Saved entries >>
— Begin —

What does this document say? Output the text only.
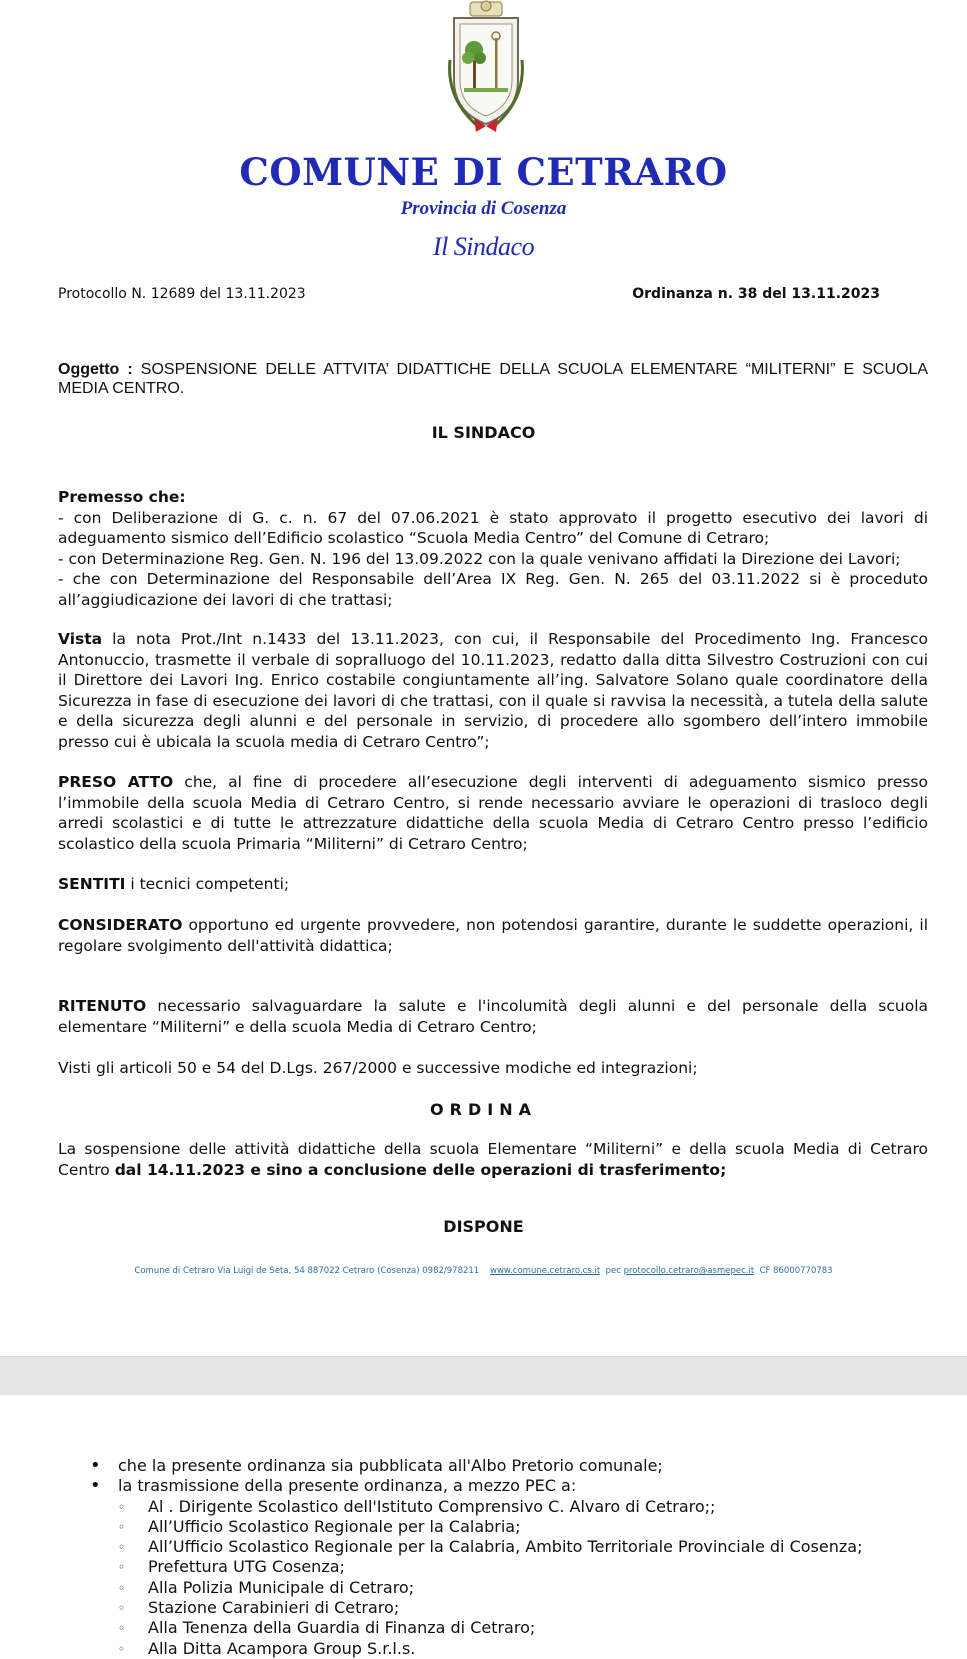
COMUNE DI CETRARO
Provincia di Cosenza
Il Sindaco
Protocollo N. 12689 del 13.11.2023	Ordinanza n. 38 del 13.11.2023
Oggetto : SOSPENSIONE DELLE ATTVITA’ DIDATTICHE DELLA SCUOLA ELEMENTARE “MILITERNI” E SCUOLA MEDIA CENTRO.
IL SINDACO
Premesso che:
- con Deliberazione di G. c. n. 67 del 07.06.2021 è stato approvato il progetto esecutivo dei lavori di adeguamento sismico dell’Edificio scolastico “Scuola Media Centro” del Comune di Cetraro;
- con Determinazione Reg. Gen. N. 196 del 13.09.2022 con la quale venivano affidati la Direzione dei Lavori;
- che con Determinazione del Responsabile dell’Area IX Reg. Gen. N. 265 del 03.11.2022 si è proceduto all’aggiudicazione dei lavori di che trattasi;
Vista la nota Prot./Int n.1433 del 13.11.2023, con cui, il Responsabile del Procedimento Ing. Francesco Antonuccio, trasmette il verbale di sopralluogo del 10.11.2023, redatto dalla ditta Silvestro Costruzioni con cui il Direttore dei Lavori Ing. Enrico costabile congiuntamente all’ing. Salvatore Solano quale coordinatore della Sicurezza in fase di esecuzione dei lavori di che trattasi, con il quale si ravvisa la necessità, a tutela della salute e della sicurezza degli alunni e del personale in servizio, di procedere allo sgombero dell’intero immobile presso cui è ubicala la scuola media di Cetraro Centro”;
PRESO ATTO che, al fine di procedere all’esecuzione degli interventi di adeguamento sismico presso l’immobile della scuola Media di Cetraro Centro, si rende necessario avviare le operazioni di trasloco degli arredi scolastici e di tutte le attrezzature didattiche della scuola Media di Cetraro Centro presso l’edificio scolastico della scuola Primaria “Militerni” di Cetraro Centro;
SENTITI i tecnici competenti;
CONSIDERATO opportuno ed urgente provvedere, non potendosi garantire, durante le suddette operazioni, il regolare svolgimento dell'attività didattica;
RITENUTO necessario salvaguardare la salute e l'incolumità degli alunni e del personale della scuola elementare “Militerni” e della scuola Media di Cetraro Centro;
Visti gli articoli 50 e 54 del D.Lgs. 267/2000 e successive modiche ed integrazioni;
ORDINA
La sospensione delle attività didattiche della scuola Elementare “Militerni” e della scuola Media di Cetraro Centro dal 14.11.2023 e sino a conclusione delle operazioni di trasferimento;
DISPONE
Comune di Cetraro Via Luigi de Seta, 54 887022 Cetraro (Cosenza) 0982/978211 www.comune.cetraro.cs.it pec protocollo.cetraro@asmepec.it CF 86000770783
• che la presente ordinanza sia pubblicata all'Albo Pretorio comunale;
• la trasmissione della presente ordinanza, a mezzo PEC a:
◦ Al . Dirigente Scolastico dell'Istituto Comprensivo C. Alvaro di Cetraro;;
◦ All’Ufficio Scolastico Regionale per la Calabria;
◦ All’Ufficio Scolastico Regionale per la Calabria, Ambito Territoriale Provinciale di Cosenza;
◦ Prefettura UTG Cosenza;
◦ Alla Polizia Municipale di Cetraro;
◦ Stazione Carabinieri di Cetraro;
◦ Alla Tenenza della Guardia di Finanza di Cetraro;
◦ Alla Ditta Acampora Group S.r.l.s.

— End —

Quote every line of the records above exactly; no picture is to be copied.

What does this document say? Output the text only.
COMUNE DI CETRARO
Provincia di Cosenza
Il Sindaco
Protocollo N. 12689 del 13.11.2023	Ordinanza n. 38 del 13.11.2023
Oggetto : SOSPENSIONE DELLE ATTVITA’ DIDATTICHE DELLA SCUOLA ELEMENTARE “MILITERNI” E SCUOLA MEDIA CENTRO.
IL SINDACO
Premesso che:
- con Deliberazione di G. c. n. 67 del 07.06.2021 è stato approvato il progetto esecutivo dei lavori di adeguamento sismico dell’Edificio scolastico “Scuola Media Centro” del Comune di Cetraro;
- con Determinazione Reg. Gen. N. 196 del 13.09.2022 con la quale venivano affidati la Direzione dei Lavori;
- che con Determinazione del Responsabile dell’Area IX Reg. Gen. N. 265 del 03.11.2022 si è proceduto all’aggiudicazione dei lavori di che trattasi;
Vista la nota Prot./Int n.1433 del 13.11.2023, con cui, il Responsabile del Procedimento Ing. Francesco Antonuccio, trasmette il verbale di sopralluogo del 10.11.2023, redatto dalla ditta Silvestro Costruzioni con cui il Direttore dei Lavori Ing. Enrico costabile congiuntamente all’ing. Salvatore Solano quale coordinatore della Sicurezza in fase di esecuzione dei lavori di che trattasi, con il quale si ravvisa la necessità, a tutela della salute e della sicurezza degli alunni e del personale in servizio, di procedere allo sgombero dell’intero immobile presso cui è ubicala la scuola media di Cetraro Centro”;
PRESO ATTO che, al fine di procedere all’esecuzione degli interventi di adeguamento sismico presso l’immobile della scuola Media di Cetraro Centro, si rende necessario avviare le operazioni di trasloco degli arredi scolastici e di tutte le attrezzature didattiche della scuola Media di Cetraro Centro presso l’edificio scolastico della scuola Primaria “Militerni” di Cetraro Centro;
SENTITI i tecnici competenti;
CONSIDERATO opportuno ed urgente provvedere, non potendosi garantire, durante le suddette operazioni, il regolare svolgimento dell'attività didattica;
RITENUTO necessario salvaguardare la salute e l'incolumità degli alunni e del personale della scuola elementare “Militerni” e della scuola Media di Cetraro Centro;
Visti gli articoli 50 e 54 del D.Lgs. 267/2000 e successive modiche ed integrazioni;
ORDINA
La sospensione delle attività didattiche della scuola Elementare “Militerni” e della scuola Media di Cetraro Centro dal 14.11.2023 e sino a conclusione delle operazioni di trasferimento;
DISPONE
Comune di Cetraro Via Luigi de Seta, 54 887022 Cetraro (Cosenza) 0982/978211 www.comune.cetraro.cs.it pec protocollo.cetraro@asmepec.it CF 86000770783
• che la presente ordinanza sia pubblicata all'Albo Pretorio comunale;
• la trasmissione della presente ordinanza, a mezzo PEC a:
◦ Al . Dirigente Scolastico dell'Istituto Comprensivo C. Alvaro di Cetraro;;
◦ All’Ufficio Scolastico Regionale per la Calabria;
◦ All’Ufficio Scolastico Regionale per la Calabria, Ambito Territoriale Provinciale di Cosenza;
◦ Prefettura UTG Cosenza;
◦ Alla Polizia Municipale di Cetraro;
◦ Stazione Carabinieri di Cetraro;
◦ Alla Tenenza della Guardia di Finanza di Cetraro;
◦ Alla Ditta Acampora Group S.r.l.s.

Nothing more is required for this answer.